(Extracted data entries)
* Begin *

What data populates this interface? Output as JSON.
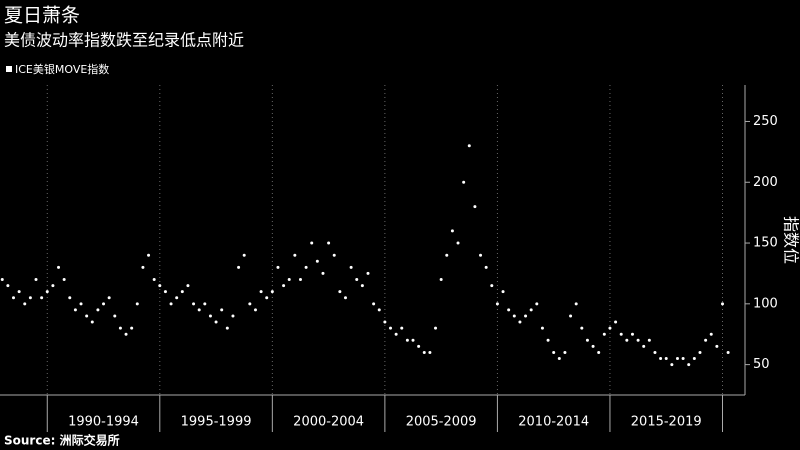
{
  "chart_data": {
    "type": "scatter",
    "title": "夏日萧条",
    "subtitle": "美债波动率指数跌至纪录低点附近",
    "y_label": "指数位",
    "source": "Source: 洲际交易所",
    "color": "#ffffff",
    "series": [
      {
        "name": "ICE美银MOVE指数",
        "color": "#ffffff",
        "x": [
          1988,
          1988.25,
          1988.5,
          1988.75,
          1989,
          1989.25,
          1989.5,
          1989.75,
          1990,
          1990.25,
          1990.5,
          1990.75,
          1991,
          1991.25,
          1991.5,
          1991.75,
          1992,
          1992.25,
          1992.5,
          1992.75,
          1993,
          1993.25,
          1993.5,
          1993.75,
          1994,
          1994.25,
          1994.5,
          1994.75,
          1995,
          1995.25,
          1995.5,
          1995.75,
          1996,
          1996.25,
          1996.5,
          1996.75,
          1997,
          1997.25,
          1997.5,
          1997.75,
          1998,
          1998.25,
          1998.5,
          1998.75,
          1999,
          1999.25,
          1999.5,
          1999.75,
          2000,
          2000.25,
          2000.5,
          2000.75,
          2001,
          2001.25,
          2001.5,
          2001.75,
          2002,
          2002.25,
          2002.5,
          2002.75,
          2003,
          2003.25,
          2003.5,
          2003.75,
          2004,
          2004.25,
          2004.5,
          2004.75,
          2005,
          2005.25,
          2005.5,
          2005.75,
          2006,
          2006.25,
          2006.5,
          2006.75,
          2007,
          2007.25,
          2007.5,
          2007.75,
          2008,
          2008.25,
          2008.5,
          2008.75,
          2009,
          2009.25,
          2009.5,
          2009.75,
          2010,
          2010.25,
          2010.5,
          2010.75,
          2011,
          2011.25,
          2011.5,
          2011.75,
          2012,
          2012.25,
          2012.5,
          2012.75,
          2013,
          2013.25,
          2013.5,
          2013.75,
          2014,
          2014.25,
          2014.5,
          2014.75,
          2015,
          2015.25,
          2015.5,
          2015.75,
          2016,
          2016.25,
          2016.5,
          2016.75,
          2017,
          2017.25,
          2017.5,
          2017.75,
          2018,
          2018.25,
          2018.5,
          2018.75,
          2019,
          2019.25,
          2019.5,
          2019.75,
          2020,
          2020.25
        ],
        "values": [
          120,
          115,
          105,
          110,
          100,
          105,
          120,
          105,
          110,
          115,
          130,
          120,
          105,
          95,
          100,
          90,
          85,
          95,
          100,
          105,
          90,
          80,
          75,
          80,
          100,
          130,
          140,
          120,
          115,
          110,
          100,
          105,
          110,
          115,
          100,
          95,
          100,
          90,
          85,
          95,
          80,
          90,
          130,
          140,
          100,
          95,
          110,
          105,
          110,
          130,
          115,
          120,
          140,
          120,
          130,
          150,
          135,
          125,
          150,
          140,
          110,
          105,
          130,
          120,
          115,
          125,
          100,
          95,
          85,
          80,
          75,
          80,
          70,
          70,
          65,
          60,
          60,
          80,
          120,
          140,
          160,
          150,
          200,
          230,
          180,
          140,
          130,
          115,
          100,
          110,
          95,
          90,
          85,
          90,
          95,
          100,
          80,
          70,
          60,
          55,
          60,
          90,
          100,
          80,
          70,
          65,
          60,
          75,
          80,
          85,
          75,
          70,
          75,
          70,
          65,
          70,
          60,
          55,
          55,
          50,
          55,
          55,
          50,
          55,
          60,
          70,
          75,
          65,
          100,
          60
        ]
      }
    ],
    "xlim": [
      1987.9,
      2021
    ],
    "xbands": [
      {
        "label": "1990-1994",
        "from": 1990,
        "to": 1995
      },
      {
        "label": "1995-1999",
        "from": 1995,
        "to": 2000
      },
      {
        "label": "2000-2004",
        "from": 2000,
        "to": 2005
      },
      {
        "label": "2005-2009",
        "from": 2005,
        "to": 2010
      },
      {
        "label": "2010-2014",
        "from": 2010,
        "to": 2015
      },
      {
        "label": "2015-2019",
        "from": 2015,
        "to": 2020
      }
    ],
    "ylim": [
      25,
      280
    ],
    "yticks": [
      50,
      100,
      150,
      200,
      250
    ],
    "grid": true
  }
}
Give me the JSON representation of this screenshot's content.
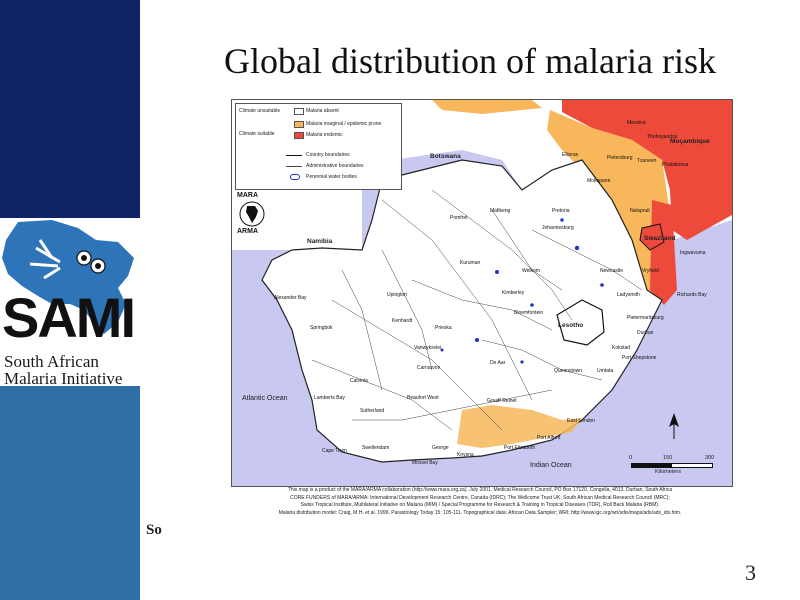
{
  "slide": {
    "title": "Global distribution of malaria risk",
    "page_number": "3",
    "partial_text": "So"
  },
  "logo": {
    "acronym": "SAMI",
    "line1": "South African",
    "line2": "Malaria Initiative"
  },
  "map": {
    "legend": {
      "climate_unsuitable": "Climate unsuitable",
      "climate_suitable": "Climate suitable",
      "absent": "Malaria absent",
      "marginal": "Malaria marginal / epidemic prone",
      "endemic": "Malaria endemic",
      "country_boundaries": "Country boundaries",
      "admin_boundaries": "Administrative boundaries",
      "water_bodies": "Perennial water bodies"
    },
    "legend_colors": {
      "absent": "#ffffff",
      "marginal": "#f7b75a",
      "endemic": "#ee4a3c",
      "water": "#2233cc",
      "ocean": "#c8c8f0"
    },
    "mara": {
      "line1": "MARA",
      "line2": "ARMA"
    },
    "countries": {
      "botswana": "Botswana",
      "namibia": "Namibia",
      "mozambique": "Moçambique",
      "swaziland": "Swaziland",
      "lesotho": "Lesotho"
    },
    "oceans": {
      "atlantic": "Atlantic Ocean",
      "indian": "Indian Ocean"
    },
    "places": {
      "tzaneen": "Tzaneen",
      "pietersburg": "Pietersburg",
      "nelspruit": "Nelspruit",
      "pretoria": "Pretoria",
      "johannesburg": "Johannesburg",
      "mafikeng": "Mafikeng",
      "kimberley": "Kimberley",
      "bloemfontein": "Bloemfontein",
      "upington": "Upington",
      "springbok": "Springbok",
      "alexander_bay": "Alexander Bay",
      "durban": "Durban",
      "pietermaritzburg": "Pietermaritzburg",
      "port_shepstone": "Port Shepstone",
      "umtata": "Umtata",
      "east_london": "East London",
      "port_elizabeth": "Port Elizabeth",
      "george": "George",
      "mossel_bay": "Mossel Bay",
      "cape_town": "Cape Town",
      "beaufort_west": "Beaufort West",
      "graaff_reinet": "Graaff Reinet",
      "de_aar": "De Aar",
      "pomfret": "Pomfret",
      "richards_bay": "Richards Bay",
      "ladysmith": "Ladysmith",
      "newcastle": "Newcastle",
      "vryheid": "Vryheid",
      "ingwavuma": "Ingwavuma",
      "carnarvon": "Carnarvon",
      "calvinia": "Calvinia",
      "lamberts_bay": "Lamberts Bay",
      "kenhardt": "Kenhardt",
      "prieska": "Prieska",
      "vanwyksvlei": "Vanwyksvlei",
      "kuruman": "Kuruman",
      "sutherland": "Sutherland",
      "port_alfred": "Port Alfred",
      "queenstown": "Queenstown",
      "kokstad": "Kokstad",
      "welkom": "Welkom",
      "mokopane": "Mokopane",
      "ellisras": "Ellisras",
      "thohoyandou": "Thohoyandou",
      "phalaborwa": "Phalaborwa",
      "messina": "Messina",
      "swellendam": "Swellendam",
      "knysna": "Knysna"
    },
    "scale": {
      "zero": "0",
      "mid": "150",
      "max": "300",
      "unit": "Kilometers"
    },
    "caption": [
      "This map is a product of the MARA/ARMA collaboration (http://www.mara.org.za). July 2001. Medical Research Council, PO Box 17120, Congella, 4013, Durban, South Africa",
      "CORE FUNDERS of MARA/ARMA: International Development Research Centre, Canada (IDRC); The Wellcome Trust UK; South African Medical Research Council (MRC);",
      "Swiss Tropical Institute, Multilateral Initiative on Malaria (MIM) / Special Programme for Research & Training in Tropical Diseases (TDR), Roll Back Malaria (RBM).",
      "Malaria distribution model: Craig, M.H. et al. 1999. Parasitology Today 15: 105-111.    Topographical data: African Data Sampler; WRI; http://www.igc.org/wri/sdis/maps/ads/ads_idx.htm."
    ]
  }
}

* End *

▶ WHAT IS ASKED:
Provide the number of lines in the entries that include "Research", and no other text.

▶ RESULT BELOW:
3